- Indicación a -
Convierte en una tabla Markdown todo lo que va en los registros desde la línea que contiene "bar-segment-francais [289,140,593,186]" hasta la que contiene "bar-segment-anglais [824,384,970,430]", ambas incluidas, y deja fuera las líneas en blanco. Usa la columna Fila para el número de fila y la columna Contenido para la línea.

- Texto original -
● ● ● ●
Yolanda y su fastuosa ternura
Yolanda Díaz. Esta señora con un discurso elemental, que habla a las personas adultas como si la gente fuera retrasada, y no dice más que tonterías sin cesar, quiere ser la primera presidenta de España. De ilusión también se vive. El ínclito Iglesias quería ser presidente de la Comunidad de Madrid, y Ayuso lo destrozó sin apenas esfuerzo ni contemplaciones enviándolo al rincón de la historia desde el que sigue pegando brazadas con su aliento de hiel para no dejar de ser el mismo frustrado de siempre. La señora Díaz, digo, quiere dirigir el país, como si se tratara de una comunidad de vecinos, porque las cosas han cambiado mucho, estamos ante una nación que se ha transformado completamente, y que ahora es feminista. Y por eso necesita a alguien como ella que la gobierne «con ternura». Yo no sé si todos los lectores saben que esta señora es comunista, que sigue perteneciendo al PCE, y que jamás ha habido en la historia de la humanidad un comunista que haya practicado la ternura, sino más bien al contrario el crimen a gran escala entre sus súbditos. Así fueron Lenin, después Stalin y los pocos contemporáneos que por fortuna han seguido sus pasos.
Aunque las encuestas sitúan a Díaz entre los líderes mejor valorados, supongo que porque practica el infantilismo entre una mayoría deficientemente formada y es la que mejor viste del Gobierno, repite los mismos mantras que ha enarbolado Podemos desde siempre, e incluso la izquierda en general. Por ejemplo, que el mayor problema del país es la desigualdad, un hecho completamente falso que a fuer de ser repetido con la insistencia propia de los activistas genuinos, ha pasado a alcanzar la pátina de verdadero. Pero no. El principal problema de España, y mira que tiene muchos, recrecidos desde que gobierna el sanchismo, afecta directamente a su negociado, y no es otro que la tasa de paro, la más alta de Europa desde tiempo inmemorial sin que ningún equipo político haya sido capaz de atacarla con la determinación y la inteligencia precisas.
Cuando se hizo cargo del Ministerio de Trabajo se propuso como objetivo principal la eliminación de los empleos temporales, pero como siempre sucede con los comunistas sólo se le ocurrió prohibirlos por ley, un grave error, pues España necesita como agua de mayo este tipo de contratación mientras el mercado laboral sea rígido e inflexible a las necesidades reales de las empresas, que es la razón por la que precisamente los inventó en el primer Gabinete de Felipe González el entonces ministro Joaquin Almunia, que vio este camino como el único posible para sortear la tiranía sindical, interesada siempre en cualquier cosa menos en el bienestar común. El caso es que el resultado de la reforma laboral ha sido la explosión masiva de los llamados fijos discontinuos, con seguro a desempleo durante los periodos de inactividad, pero un espejismo de cara a resolver el problema de verdad, que viene determinado por unos costes del despido demasiado elevados y la presencia inconveniente y ominosa de los sindicatos en la vida empresarial a través de la negociación colectiva.
● ● ● ●
- Registros de datos -
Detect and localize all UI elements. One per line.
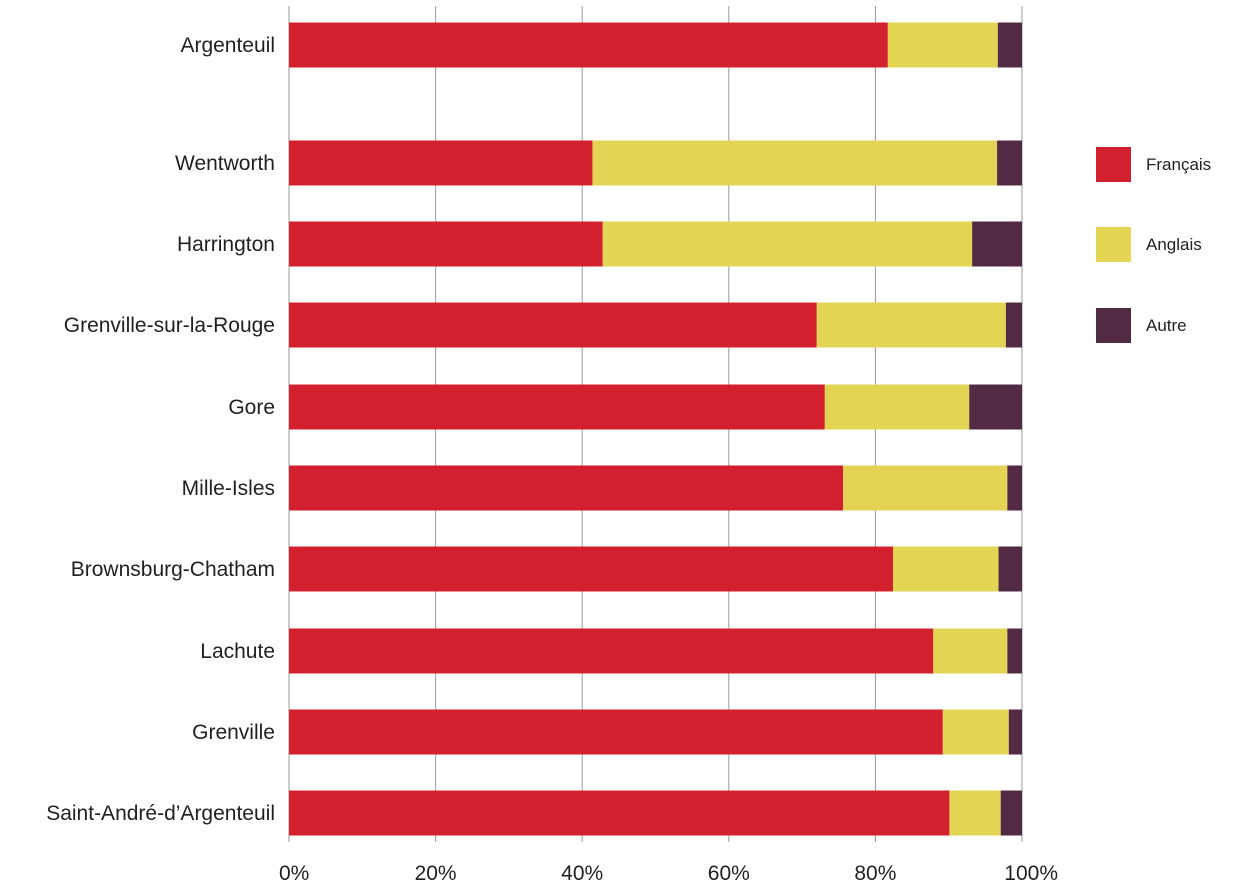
bar-segment-francais [289,140,593,186]
category-label: Saint-André-d’Argenteuil [46,802,275,825]
bar-segment-francais [289,384,825,430]
bar-segment-francais [289,221,603,267]
category-label: Grenville [192,721,275,744]
bar-segment-anglais [949,790,1001,836]
legend-swatch [1096,147,1131,182]
legend-swatch [1096,308,1131,343]
bar-segment-anglais [824,384,970,430]
legend: Français Anglais Autre [1096,147,1211,343]
x-tick-label: 80% [854,862,896,885]
bar-segment-anglais [592,140,998,186]
bar-segment-anglais [816,302,1006,348]
bar-segment-francais [289,790,950,836]
x-tick-label: 60% [708,862,750,885]
bar-segment-francais [289,709,943,755]
bar-segment-francais [289,302,817,348]
legend-label: Anglais [1146,235,1202,254]
bar-segment-anglais [942,709,1009,755]
bar-segment-autre [972,221,1022,267]
category-labels: Argenteuil Wentworth Harrington Grenville-s… [46,34,275,825]
category-label: Gore [228,396,275,419]
legend-label: Français [1146,155,1211,174]
x-tick-label: 20% [415,862,457,885]
bars [289,22,1022,836]
bar-segment-francais [289,546,893,592]
legend-label: Autre [1146,316,1187,335]
x-tick-label: 100% [1004,862,1058,885]
bar-segment-anglais [892,546,999,592]
bar-segment-francais [289,465,844,511]
bar-segment-francais [289,22,888,68]
bar-segment-autre [997,140,1022,186]
bar-segment-autre [998,546,1022,592]
bar-segment-anglais [933,628,1008,674]
category-label: Lachute [200,640,275,663]
x-tick-label: 0% [279,862,309,885]
bar-segment-francais [289,628,934,674]
bar-segment-autre [969,384,1022,430]
bar-segment-autre [1008,709,1022,755]
category-label: Argenteuil [180,34,275,57]
bar-segment-autre [997,22,1022,68]
bar-segment-autre [1000,790,1022,836]
legend-swatch [1096,227,1131,262]
x-tick-labels: 0% 20% 40% 60% 80% 100% [279,862,1058,885]
category-label: Harrington [177,233,275,256]
category-label: Wentworth [175,152,275,175]
bar-segment-anglais [843,465,1008,511]
bar-segment-anglais [887,22,998,68]
bar-segment-autre [1007,465,1022,511]
bar-segment-autre [1005,302,1022,348]
bar-segment-autre [1007,628,1022,674]
category-label: Mille-Isles [182,477,275,500]
category-label: Grenville-sur-la-Rouge [64,314,275,337]
bar-segment-anglais [602,221,973,267]
x-tick-label: 40% [561,862,603,885]
category-label: Brownsburg-Chatham [71,558,275,581]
● ● ● ●
- Indicación b -
Sigue escribiendo el artículo sobre Yolanda Díaz a partir de su última frase.

- Resultado final a -
| Fila | Contenido |
|---|---|
| 1 | bar-segment-francais [289,140,593,186] |
| 2 | category-label: Saint-André-d’Argenteuil [46,802,275,825] |
| 3 | bar-segment-francais [289,384,825,430] |
| 4 | bar-segment-francais [289,221,603,267] |
| 5 | category-label: Grenville [192,721,275,744] |
| 6 | bar-segment-anglais [949,790,1001,836] |
| 7 | legend-swatch [1096,147,1131,182] |
| 8 | legend-swatch [1096,308,1131,343] |
| 9 | bar-segment-anglais [824,384,970,430] |

- Resultado final b -
Los buenos datos laborales de los que presume el Gobierno a bombo y platillo son imaginarios, y responden básicamente a una contratación aplastante de empleados públicos -sólo 30.000 en el último mes- que deja un panorama desolador, una nación cuya fuerza de trabajo depende, cobra y probablemente vote al que le ha proporcionado un alto sueldo y seguridad de por vida, mientras el sector privado, que es el que representa la fortaleza y la pujanza de los países desarrollados e importantes es cada más chico, así como sometido a todo tipo de incurias, como unos impuestos progresivamente asfixiantes.
Del otro gran éxito de la señora Díaz, la subida del salario mínimo, ya hemos hablado abundante en esta columna y me molesta ser demasiado pesado. Sólo decir que ha impedido la creación de miles de puestos de trabajo y que perjudica sobremanera a los jóvenes y a la gente en situación más precaria. Este es el fastuoso alcance de la ternura que ha distinguido a la señora Díaz y el que sin duda presidiría un eventual, aunque imposible, Gobierno con ella al frente.
En el terreno laboral, que es el que le correspondía mejorar, ha cosechado un estrepitoso fracaso, aunque como buena comunista jamás reconocerá los hechos, mucho menos empapada del aroma de la mentira y de la propaganda del que Sánchez ha impregnado a todo su equipo. Como decía, la tasa de paro, que es el resumen y resultado final de una gestión al frente de la cartera de Trabajo, se acerca al 13%, a gran distancia de la media de la zona euro y mayor que la de cualquier miembro del club. ¿Y qué importa el dato a esta clase de seres?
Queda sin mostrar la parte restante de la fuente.